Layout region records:
%%
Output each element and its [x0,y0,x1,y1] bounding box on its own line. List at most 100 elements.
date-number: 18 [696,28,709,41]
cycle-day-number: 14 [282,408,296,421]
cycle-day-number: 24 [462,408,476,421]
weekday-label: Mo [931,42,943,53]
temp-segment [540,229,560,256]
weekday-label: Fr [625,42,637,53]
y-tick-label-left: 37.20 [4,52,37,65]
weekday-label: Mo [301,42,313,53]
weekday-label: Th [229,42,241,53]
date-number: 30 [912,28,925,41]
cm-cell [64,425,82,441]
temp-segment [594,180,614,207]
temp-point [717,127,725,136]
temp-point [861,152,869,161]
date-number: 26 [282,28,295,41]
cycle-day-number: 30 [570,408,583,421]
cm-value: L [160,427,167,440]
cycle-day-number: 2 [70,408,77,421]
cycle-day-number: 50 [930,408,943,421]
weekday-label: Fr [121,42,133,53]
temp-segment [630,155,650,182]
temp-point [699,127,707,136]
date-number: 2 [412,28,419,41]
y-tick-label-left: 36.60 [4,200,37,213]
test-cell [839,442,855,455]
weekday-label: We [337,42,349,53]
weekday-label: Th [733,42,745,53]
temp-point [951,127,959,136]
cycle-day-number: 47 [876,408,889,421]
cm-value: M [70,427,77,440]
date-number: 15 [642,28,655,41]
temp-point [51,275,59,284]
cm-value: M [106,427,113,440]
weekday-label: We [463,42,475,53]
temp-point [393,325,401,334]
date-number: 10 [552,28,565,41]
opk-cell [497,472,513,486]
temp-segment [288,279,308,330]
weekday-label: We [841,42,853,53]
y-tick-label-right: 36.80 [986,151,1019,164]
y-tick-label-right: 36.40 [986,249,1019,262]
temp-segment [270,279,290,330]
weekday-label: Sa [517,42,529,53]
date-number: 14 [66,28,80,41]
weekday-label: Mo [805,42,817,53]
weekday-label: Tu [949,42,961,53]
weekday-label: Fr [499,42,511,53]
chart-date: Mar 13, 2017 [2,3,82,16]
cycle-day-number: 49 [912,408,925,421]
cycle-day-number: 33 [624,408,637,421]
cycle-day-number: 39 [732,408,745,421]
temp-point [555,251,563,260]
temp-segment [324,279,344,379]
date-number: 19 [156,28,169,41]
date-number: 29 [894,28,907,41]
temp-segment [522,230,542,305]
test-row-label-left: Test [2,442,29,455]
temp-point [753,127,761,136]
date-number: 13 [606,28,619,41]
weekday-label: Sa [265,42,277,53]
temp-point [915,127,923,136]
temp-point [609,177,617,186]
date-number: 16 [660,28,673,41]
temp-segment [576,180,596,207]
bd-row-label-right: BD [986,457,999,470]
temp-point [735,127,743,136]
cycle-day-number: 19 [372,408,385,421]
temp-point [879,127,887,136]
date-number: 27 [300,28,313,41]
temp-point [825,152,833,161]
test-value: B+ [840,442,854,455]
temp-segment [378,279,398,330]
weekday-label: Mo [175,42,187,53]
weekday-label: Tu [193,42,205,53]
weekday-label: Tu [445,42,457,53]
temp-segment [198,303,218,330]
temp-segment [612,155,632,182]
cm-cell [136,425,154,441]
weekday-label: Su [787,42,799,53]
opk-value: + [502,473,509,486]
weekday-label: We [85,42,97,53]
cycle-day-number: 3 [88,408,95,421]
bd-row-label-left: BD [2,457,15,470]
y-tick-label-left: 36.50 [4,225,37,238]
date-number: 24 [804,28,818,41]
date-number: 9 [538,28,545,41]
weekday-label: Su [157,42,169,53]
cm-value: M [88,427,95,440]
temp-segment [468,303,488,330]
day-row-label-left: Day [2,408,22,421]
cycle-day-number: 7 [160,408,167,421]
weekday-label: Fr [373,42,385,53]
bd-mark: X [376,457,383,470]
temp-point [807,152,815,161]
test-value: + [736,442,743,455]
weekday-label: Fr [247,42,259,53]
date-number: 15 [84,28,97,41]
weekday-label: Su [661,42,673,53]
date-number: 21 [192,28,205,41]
%%
Exercise aim :: Reproduce all of the rows above, keeping each line unchanged and in the same order.

Result ::
Output each element and its [x0,y0,x1,y1] bounding box on its own line. List at most 100 elements.
date-number: 18 [696,28,709,41]
cycle-day-number: 14 [282,408,296,421]
cycle-day-number: 24 [462,408,476,421]
weekday-label: Mo [931,42,943,53]
temp-segment [540,229,560,256]
weekday-label: Fr [625,42,637,53]
y-tick-label-left: 37.20 [4,52,37,65]
weekday-label: Mo [301,42,313,53]
weekday-label: Th [229,42,241,53]
date-number: 30 [912,28,925,41]
cm-cell [64,425,82,441]
temp-segment [594,180,614,207]
temp-point [717,127,725,136]
temp-point [861,152,869,161]
date-number: 26 [282,28,295,41]
cycle-day-number: 30 [570,408,583,421]
cm-value: L [160,427,167,440]
cycle-day-number: 2 [70,408,77,421]
cycle-day-number: 50 [930,408,943,421]
weekday-label: Fr [121,42,133,53]
temp-segment [630,155,650,182]
temp-point [699,127,707,136]
date-number: 2 [412,28,419,41]
y-tick-label-left: 36.60 [4,200,37,213]
test-cell [839,442,855,455]
weekday-label: We [337,42,349,53]
weekday-label: Th [733,42,745,53]
temp-point [951,127,959,136]
cycle-day-number: 47 [876,408,889,421]
cm-value: M [70,427,77,440]
date-number: 15 [642,28,655,41]
temp-point [51,275,59,284]
cm-value: M [106,427,113,440]
weekday-label: We [463,42,475,53]
temp-point [393,325,401,334]
date-number: 10 [552,28,565,41]
opk-cell [497,472,513,486]
temp-segment [288,279,308,330]
weekday-label: We [841,42,853,53]
y-tick-label-right: 36.80 [986,151,1019,164]
y-tick-label-right: 36.40 [986,249,1019,262]
temp-segment [270,279,290,330]
weekday-label: Sa [517,42,529,53]
date-number: 14 [66,28,80,41]
weekday-label: Mo [805,42,817,53]
weekday-label: Tu [949,42,961,53]
weekday-label: Fr [499,42,511,53]
chart-date: Mar 13, 2017 [2,3,82,16]
cycle-day-number: 49 [912,408,925,421]
cycle-day-number: 33 [624,408,637,421]
cycle-day-number: 39 [732,408,745,421]
temp-point [555,251,563,260]
temp-segment [324,279,344,379]
date-number: 19 [156,28,169,41]
date-number: 29 [894,28,907,41]
temp-segment [522,230,542,305]
test-row-label-left: Test [2,442,29,455]
temp-point [753,127,761,136]
date-number: 13 [606,28,619,41]
weekday-label: Sa [265,42,277,53]
temp-point [915,127,923,136]
temp-point [609,177,617,186]
date-number: 16 [660,28,673,41]
temp-segment [576,180,596,207]
bd-row-label-right: BD [986,457,999,470]
temp-point [735,127,743,136]
cycle-day-number: 19 [372,408,385,421]
temp-point [879,127,887,136]
date-number: 27 [300,28,313,41]
temp-point [825,152,833,161]
test-value: B+ [840,442,854,455]
temp-segment [378,279,398,330]
weekday-label: Mo [175,42,187,53]
weekday-label: Tu [193,42,205,53]
weekday-label: Tu [445,42,457,53]
temp-segment [198,303,218,330]
temp-segment [612,155,632,182]
cm-cell [136,425,154,441]
weekday-label: Su [787,42,799,53]
opk-value: + [502,473,509,486]
weekday-label: We [85,42,97,53]
cycle-day-number: 3 [88,408,95,421]
bd-row-label-left: BD [2,457,15,470]
y-tick-label-left: 36.50 [4,225,37,238]
date-number: 24 [804,28,818,41]
date-number: 9 [538,28,545,41]
weekday-label: Su [157,42,169,53]
cm-value: M [88,427,95,440]
temp-segment [468,303,488,330]
day-row-label-left: Day [2,408,22,421]
cycle-day-number: 7 [160,408,167,421]
weekday-label: Fr [373,42,385,53]
bd-mark: X [376,457,383,470]
temp-point [807,152,815,161]
test-value: + [736,442,743,455]
weekday-label: Fr [247,42,259,53]
date-number: 15 [84,28,97,41]
weekday-label: Su [661,42,673,53]
date-number: 21 [192,28,205,41]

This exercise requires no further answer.